Data excerpts:

"""

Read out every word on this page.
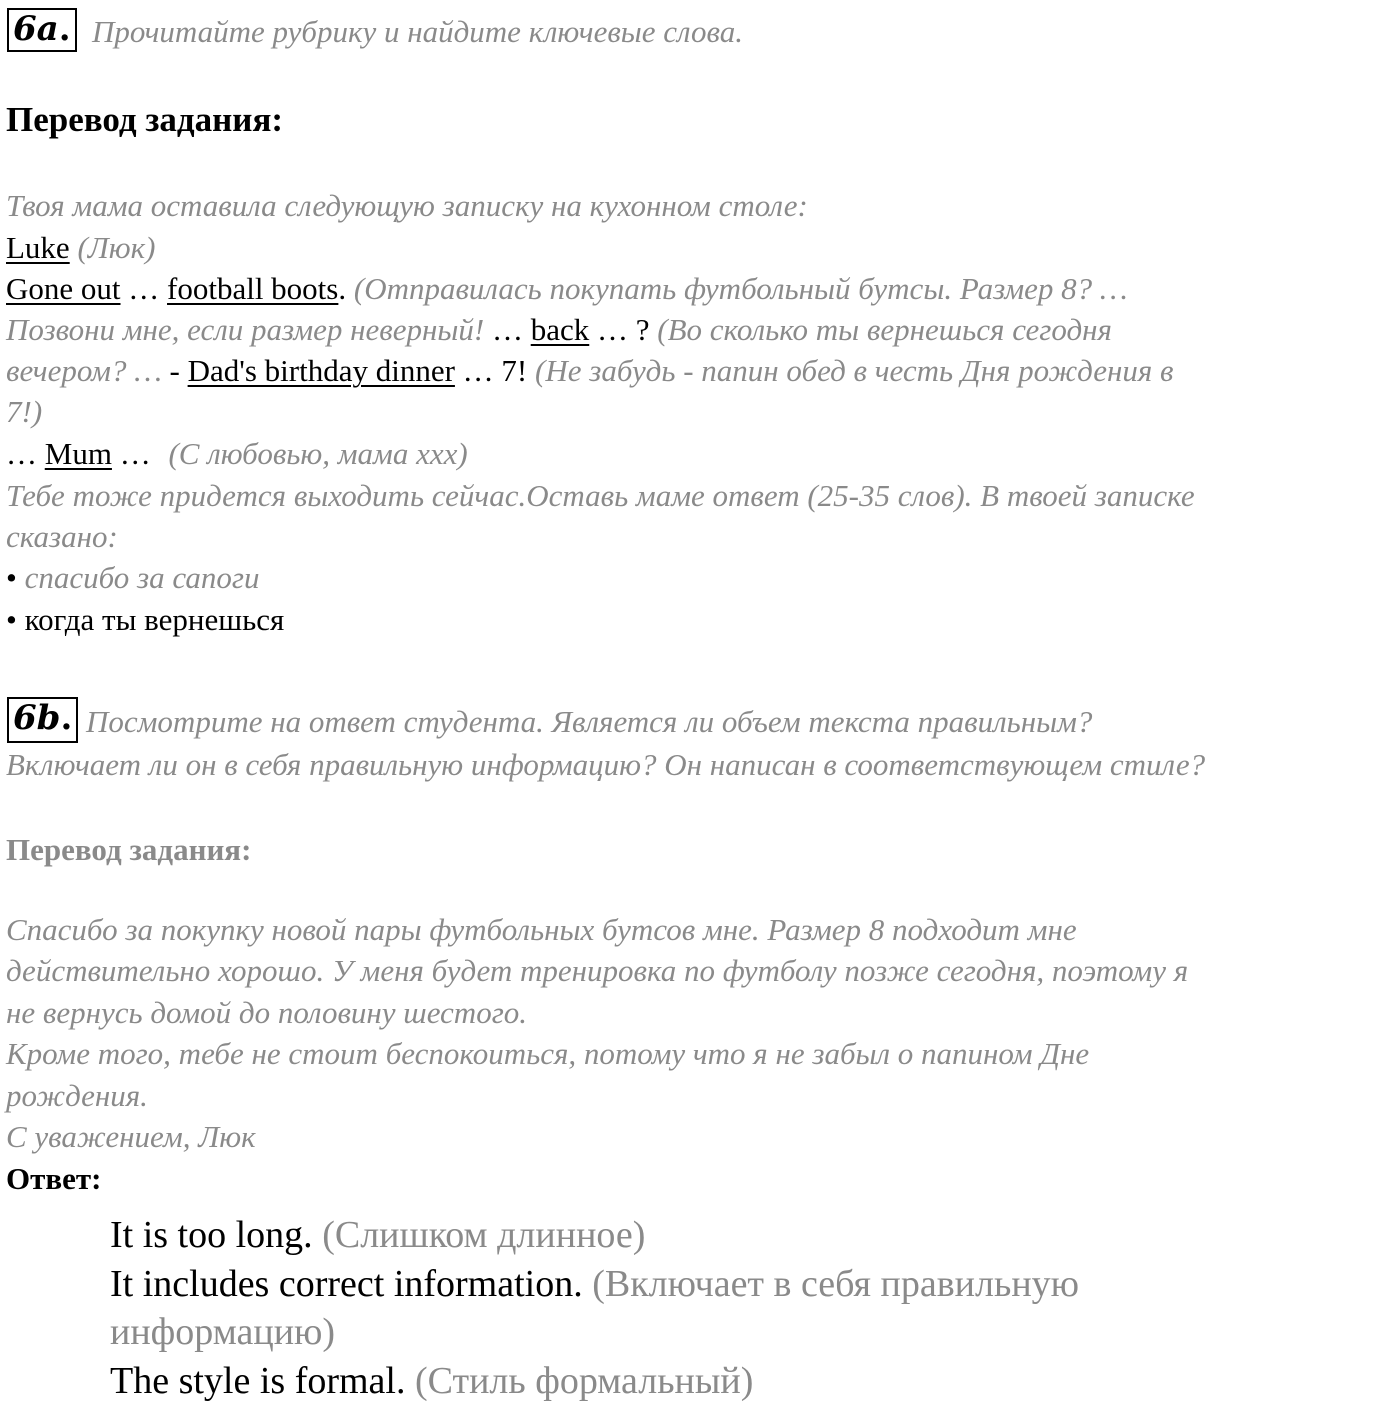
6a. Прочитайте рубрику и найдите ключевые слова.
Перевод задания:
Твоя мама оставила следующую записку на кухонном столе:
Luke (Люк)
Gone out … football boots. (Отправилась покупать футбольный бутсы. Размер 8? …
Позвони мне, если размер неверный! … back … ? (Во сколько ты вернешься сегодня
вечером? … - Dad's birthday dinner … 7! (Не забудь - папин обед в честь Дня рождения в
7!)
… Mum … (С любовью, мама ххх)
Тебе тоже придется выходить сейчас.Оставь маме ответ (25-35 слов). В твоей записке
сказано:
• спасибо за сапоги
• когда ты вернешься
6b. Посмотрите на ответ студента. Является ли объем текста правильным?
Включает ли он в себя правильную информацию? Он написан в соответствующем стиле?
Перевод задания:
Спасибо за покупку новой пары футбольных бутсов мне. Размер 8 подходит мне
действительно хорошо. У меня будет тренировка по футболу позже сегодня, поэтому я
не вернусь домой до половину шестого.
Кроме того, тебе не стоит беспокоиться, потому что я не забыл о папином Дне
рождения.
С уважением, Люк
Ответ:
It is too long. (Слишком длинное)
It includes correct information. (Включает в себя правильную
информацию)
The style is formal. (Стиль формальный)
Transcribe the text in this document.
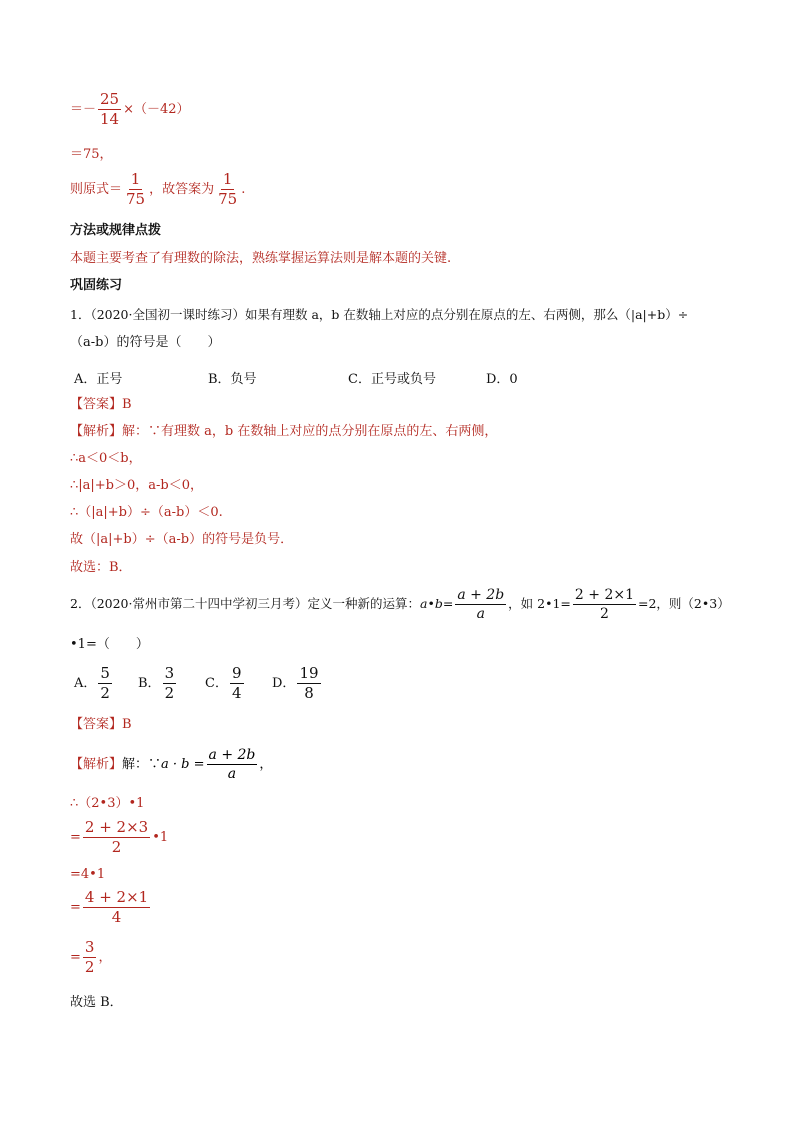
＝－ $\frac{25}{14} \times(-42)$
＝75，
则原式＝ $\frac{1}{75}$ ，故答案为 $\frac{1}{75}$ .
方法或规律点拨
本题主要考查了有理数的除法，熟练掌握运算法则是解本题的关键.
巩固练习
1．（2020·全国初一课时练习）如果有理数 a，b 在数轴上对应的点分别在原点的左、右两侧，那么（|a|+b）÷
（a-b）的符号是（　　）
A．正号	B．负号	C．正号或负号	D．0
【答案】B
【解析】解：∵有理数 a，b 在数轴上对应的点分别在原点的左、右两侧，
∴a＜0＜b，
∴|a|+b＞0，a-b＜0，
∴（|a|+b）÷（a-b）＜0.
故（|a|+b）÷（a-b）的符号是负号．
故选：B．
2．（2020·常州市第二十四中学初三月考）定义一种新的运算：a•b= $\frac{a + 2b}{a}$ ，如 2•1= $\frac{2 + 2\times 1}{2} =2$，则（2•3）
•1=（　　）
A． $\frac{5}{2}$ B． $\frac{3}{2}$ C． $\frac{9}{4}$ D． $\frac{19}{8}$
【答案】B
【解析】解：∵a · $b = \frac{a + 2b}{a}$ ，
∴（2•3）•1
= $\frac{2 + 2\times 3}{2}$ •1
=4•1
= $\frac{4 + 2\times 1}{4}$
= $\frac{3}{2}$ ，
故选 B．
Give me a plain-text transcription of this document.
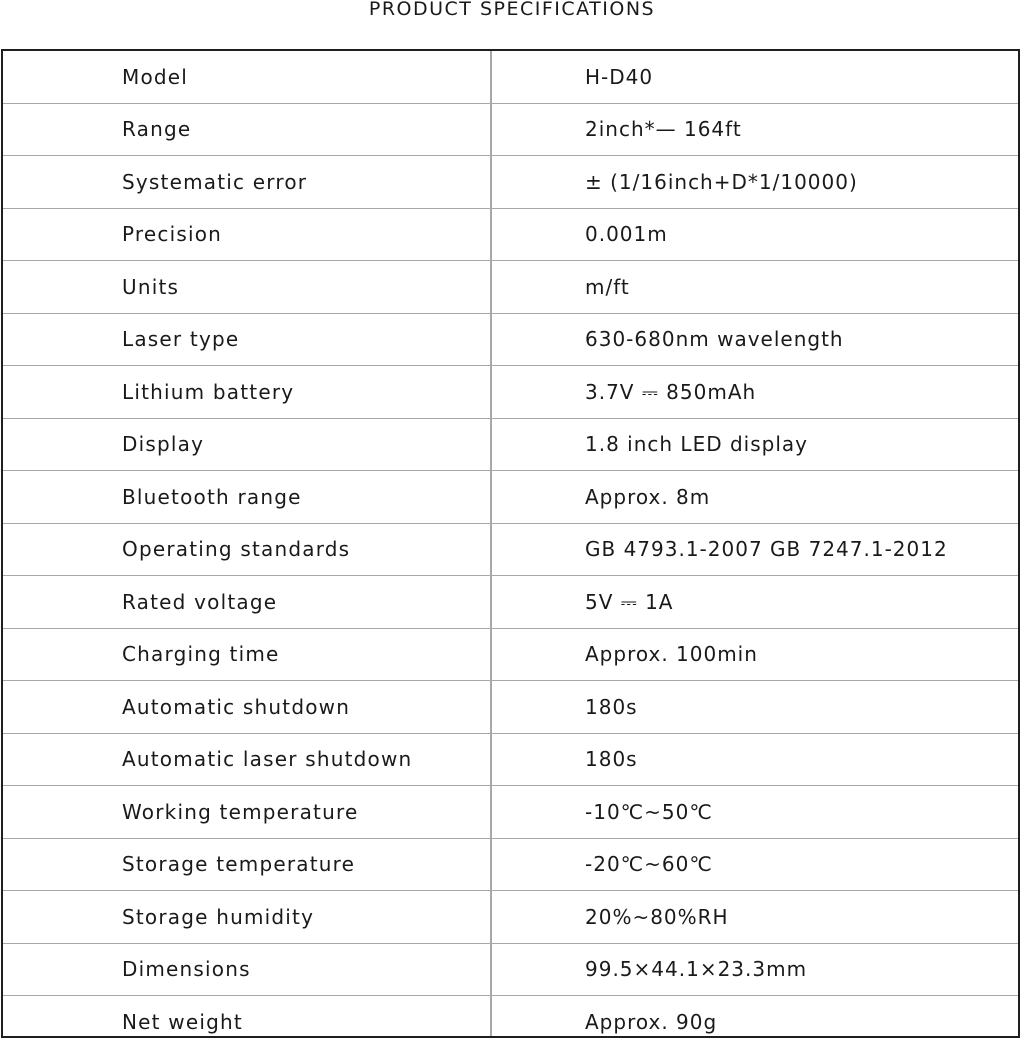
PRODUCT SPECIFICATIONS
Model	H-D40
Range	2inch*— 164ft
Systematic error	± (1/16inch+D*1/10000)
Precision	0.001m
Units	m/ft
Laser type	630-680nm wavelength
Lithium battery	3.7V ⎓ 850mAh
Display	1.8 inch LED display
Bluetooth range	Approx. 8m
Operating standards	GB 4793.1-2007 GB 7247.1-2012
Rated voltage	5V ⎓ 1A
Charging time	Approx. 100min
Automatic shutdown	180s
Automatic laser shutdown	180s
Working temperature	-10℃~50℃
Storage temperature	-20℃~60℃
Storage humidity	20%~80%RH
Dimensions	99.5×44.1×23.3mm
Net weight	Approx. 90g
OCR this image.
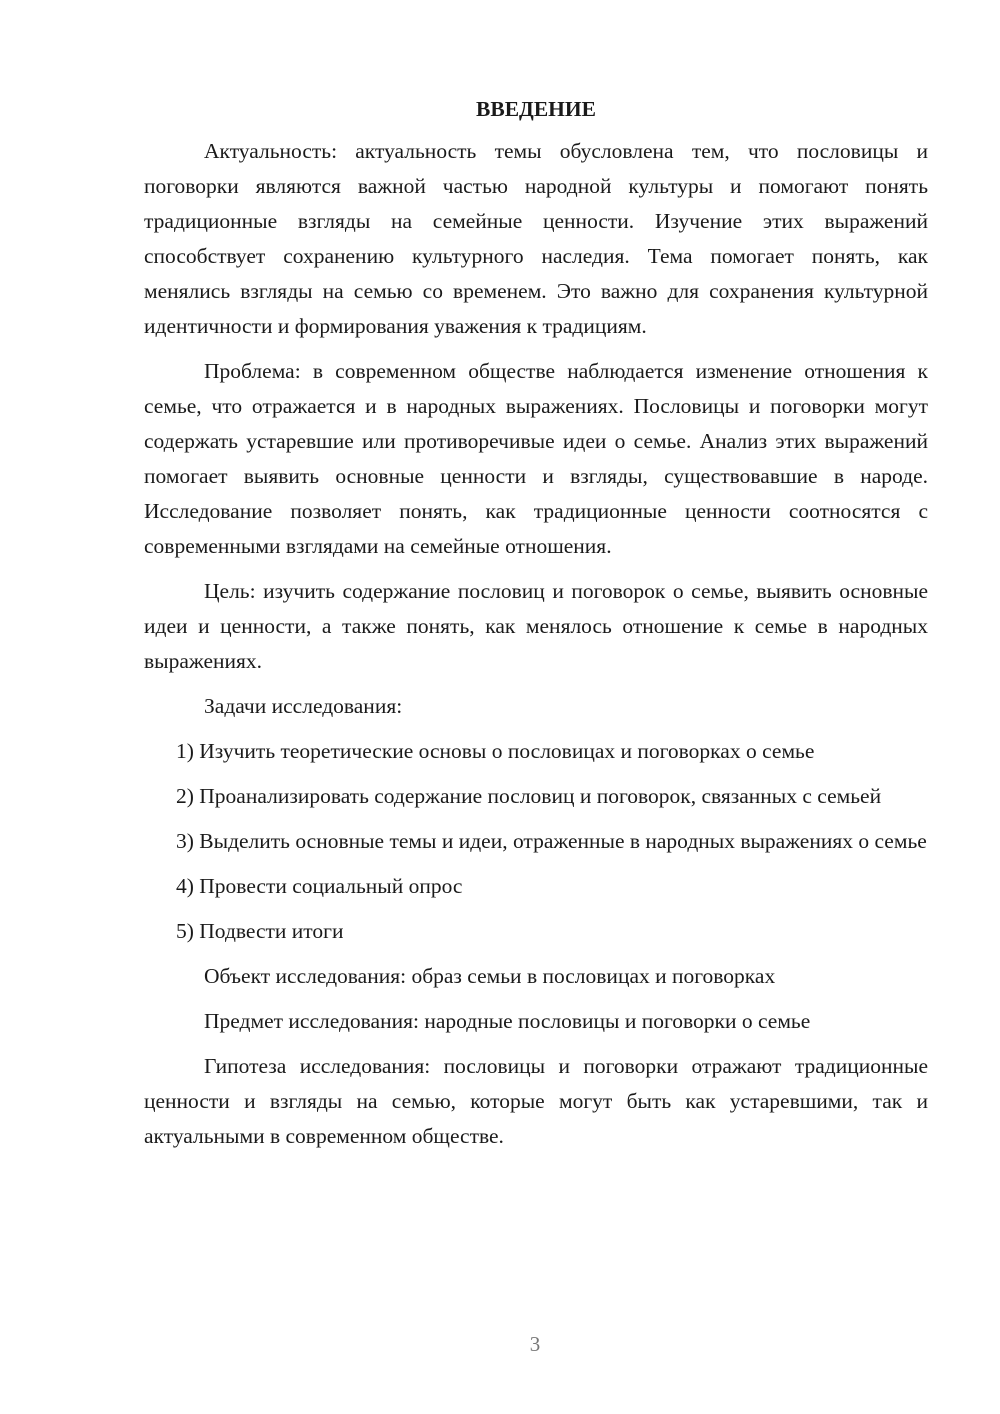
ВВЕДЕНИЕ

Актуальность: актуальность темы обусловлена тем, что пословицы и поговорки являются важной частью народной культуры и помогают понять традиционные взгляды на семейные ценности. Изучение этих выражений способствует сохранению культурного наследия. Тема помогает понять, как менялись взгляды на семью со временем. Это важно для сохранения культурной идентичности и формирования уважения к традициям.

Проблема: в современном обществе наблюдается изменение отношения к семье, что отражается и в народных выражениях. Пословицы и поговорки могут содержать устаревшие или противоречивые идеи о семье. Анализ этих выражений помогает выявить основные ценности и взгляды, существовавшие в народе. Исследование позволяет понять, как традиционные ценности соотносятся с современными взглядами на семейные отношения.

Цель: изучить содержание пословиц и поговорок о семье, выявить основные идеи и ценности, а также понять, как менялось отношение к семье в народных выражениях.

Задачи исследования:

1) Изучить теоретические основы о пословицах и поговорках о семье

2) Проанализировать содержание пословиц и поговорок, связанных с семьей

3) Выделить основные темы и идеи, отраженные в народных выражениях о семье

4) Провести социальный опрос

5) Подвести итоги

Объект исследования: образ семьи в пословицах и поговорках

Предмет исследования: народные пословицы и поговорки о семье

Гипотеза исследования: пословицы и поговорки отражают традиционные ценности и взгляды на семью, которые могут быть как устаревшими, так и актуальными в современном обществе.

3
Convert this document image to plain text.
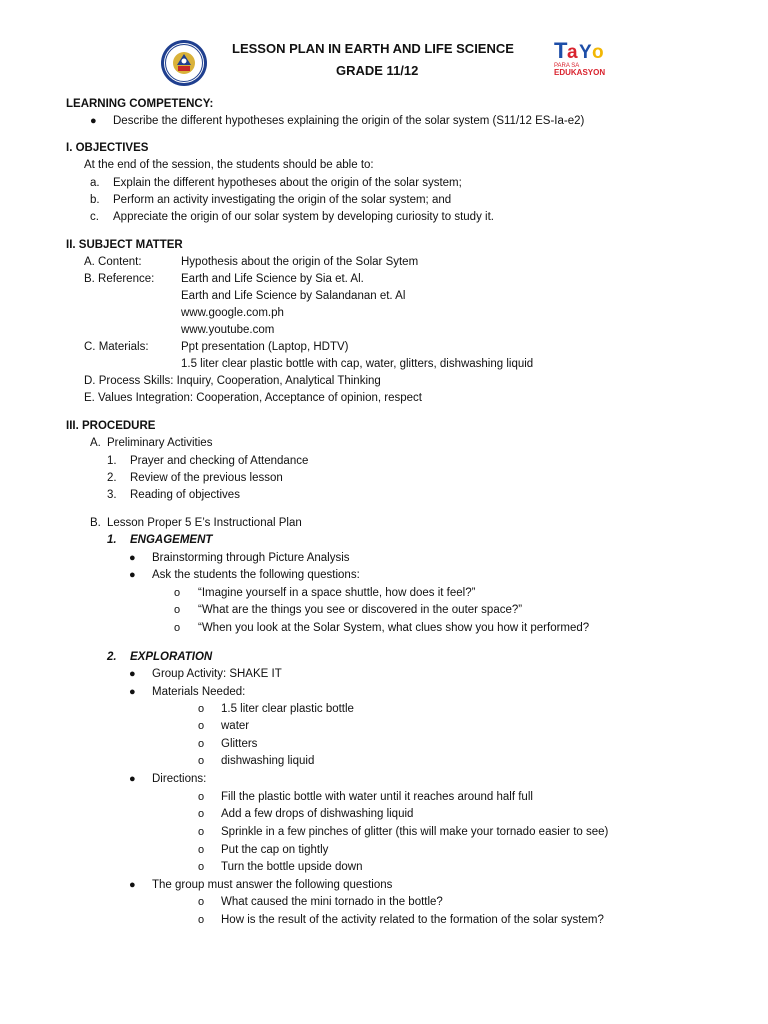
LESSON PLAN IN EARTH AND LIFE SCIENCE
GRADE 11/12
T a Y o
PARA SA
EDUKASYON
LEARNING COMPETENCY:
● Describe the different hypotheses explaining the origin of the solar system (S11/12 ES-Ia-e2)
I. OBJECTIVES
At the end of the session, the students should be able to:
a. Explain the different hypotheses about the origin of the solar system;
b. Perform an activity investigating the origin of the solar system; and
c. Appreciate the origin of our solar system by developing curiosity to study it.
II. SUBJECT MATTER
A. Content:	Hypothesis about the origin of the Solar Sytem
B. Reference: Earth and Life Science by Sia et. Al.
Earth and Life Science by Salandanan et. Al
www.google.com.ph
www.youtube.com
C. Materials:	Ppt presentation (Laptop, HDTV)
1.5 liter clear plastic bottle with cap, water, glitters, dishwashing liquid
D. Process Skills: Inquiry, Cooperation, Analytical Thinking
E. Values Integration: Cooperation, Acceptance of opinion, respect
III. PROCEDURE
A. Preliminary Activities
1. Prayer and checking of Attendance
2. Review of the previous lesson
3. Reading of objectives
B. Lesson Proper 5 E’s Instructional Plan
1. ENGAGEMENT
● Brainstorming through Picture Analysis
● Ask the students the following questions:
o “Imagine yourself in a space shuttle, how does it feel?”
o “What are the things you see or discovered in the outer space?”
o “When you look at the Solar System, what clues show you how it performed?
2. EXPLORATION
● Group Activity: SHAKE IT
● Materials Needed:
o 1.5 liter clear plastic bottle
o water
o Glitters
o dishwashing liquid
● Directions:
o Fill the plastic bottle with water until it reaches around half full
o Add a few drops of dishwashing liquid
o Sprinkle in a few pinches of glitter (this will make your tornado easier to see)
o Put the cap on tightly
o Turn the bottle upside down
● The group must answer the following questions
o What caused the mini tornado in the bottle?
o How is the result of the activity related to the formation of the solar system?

"""

## What the exercise asks
Give the number of lines in the records that contain the string "рождения", and nothing besides.

## Expected answer
2